### SET PROBLEM
Give every line again exactly as it appears, please, but not the pictures.

Collected data entries
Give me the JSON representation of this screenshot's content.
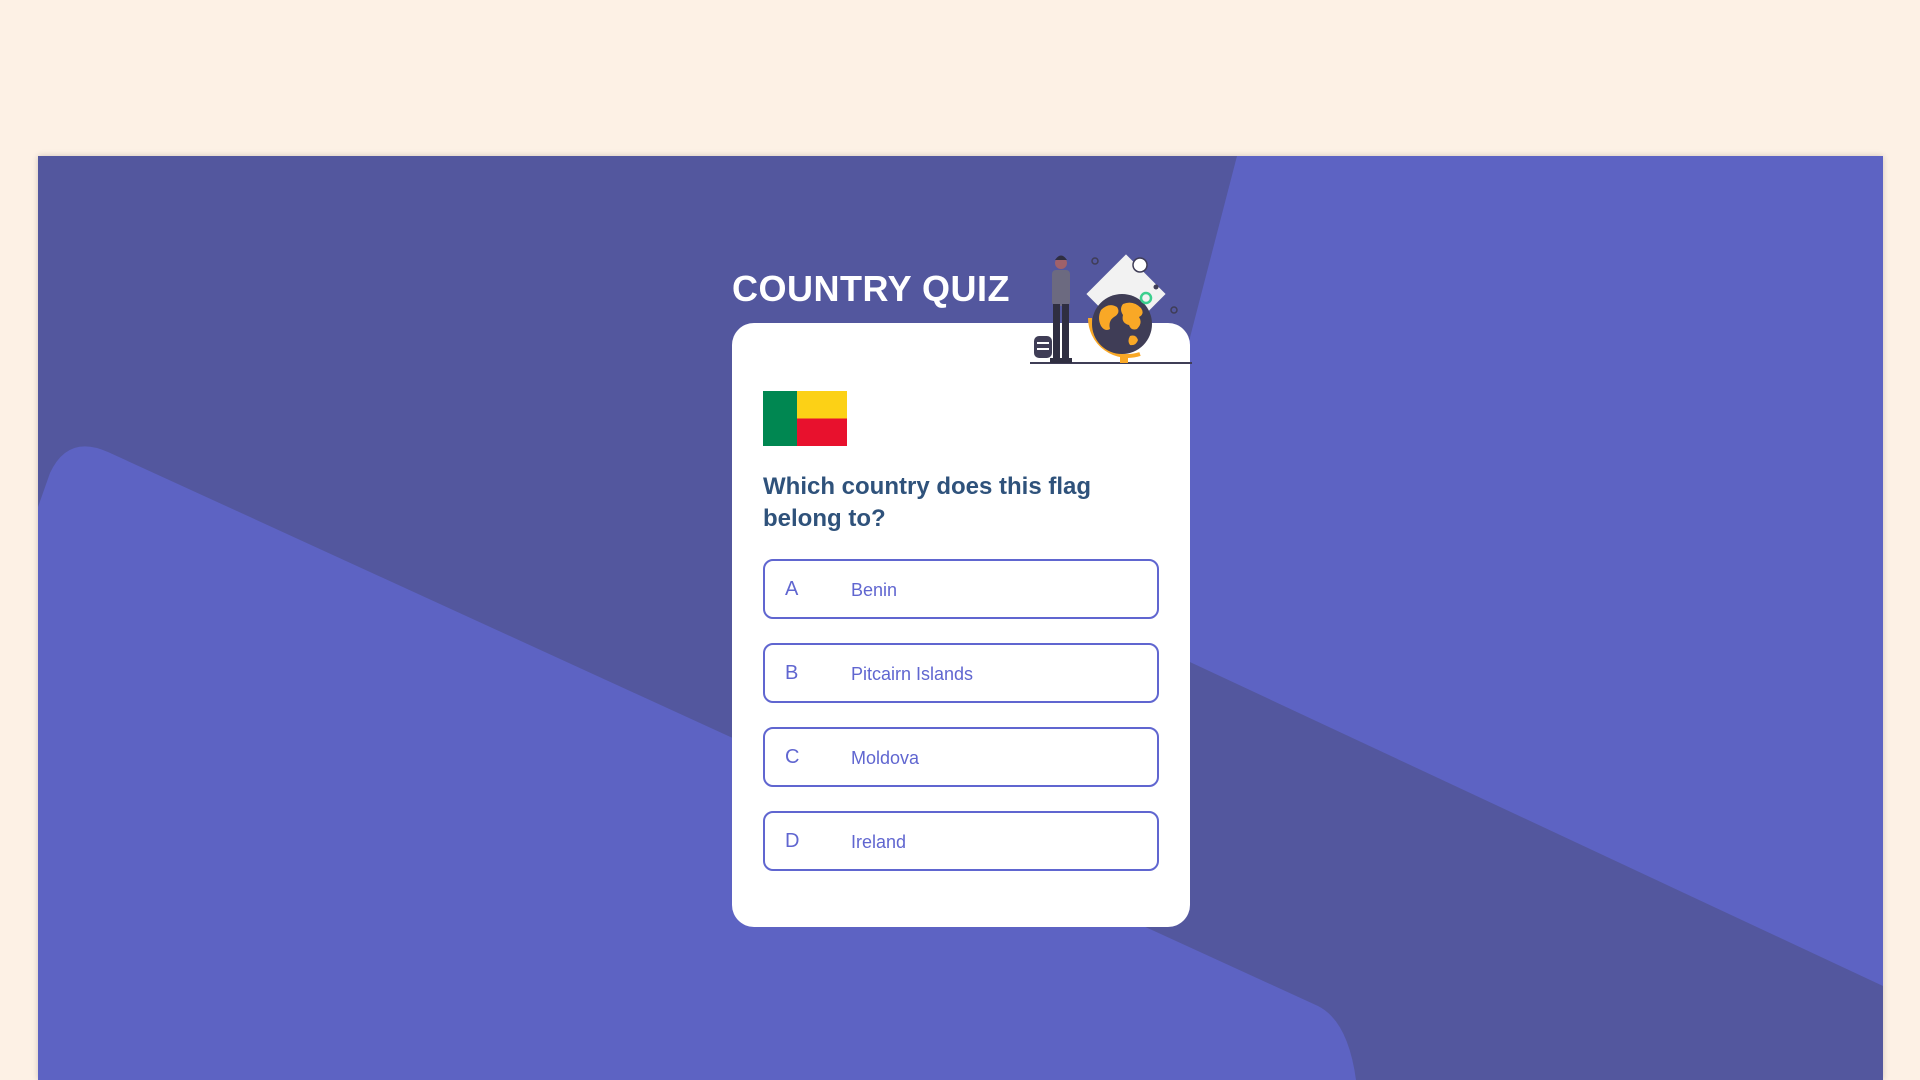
{
  "app": {
    "title": "COUNTRY QUIZ"
  },
  "quiz": {
    "flag_country": "Benin",
    "flag_colors": {
      "green": "#008751",
      "yellow": "#fcd116",
      "red": "#e8112d"
    },
    "question": "Which country does this flag belong to?",
    "options": [
      {
        "letter": "A",
        "text": "Benin"
      },
      {
        "letter": "B",
        "text": "Pitcairn Islands"
      },
      {
        "letter": "C",
        "text": "Moldova"
      },
      {
        "letter": "D",
        "text": "Ireland"
      }
    ]
  },
  "theme": {
    "page_background": "#fdf1e5",
    "stage_dark": "#53579e",
    "stage_light": "#5d63c3",
    "accent": "#6066d0",
    "question_color": "#2f527b",
    "card_background": "#ffffff"
  },
  "icons": {
    "illustration": "traveler-with-globe-illustration",
    "flag": "benin-flag"
  }
}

### TASK RESPONSE
Give me the JSON representation of this screenshot's content.
{
  "app": {
    "title": "COUNTRY QUIZ"
  },
  "quiz": {
    "flag_country": "Benin",
    "flag_colors": {
      "green": "#008751",
      "yellow": "#fcd116",
      "red": "#e8112d"
    },
    "question": "Which country does this flag belong to?",
    "options": [
      {
        "letter": "A",
        "text": "Benin"
      },
      {
        "letter": "B",
        "text": "Pitcairn Islands"
      },
      {
        "letter": "C",
        "text": "Moldova"
      },
      {
        "letter": "D",
        "text": "Ireland"
      }
    ]
  },
  "theme": {
    "page_background": "#fdf1e5",
    "stage_dark": "#53579e",
    "stage_light": "#5d63c3",
    "accent": "#6066d0",
    "question_color": "#2f527b",
    "card_background": "#ffffff"
  },
  "icons": {
    "illustration": "traveler-with-globe-illustration",
    "flag": "benin-flag"
  }
}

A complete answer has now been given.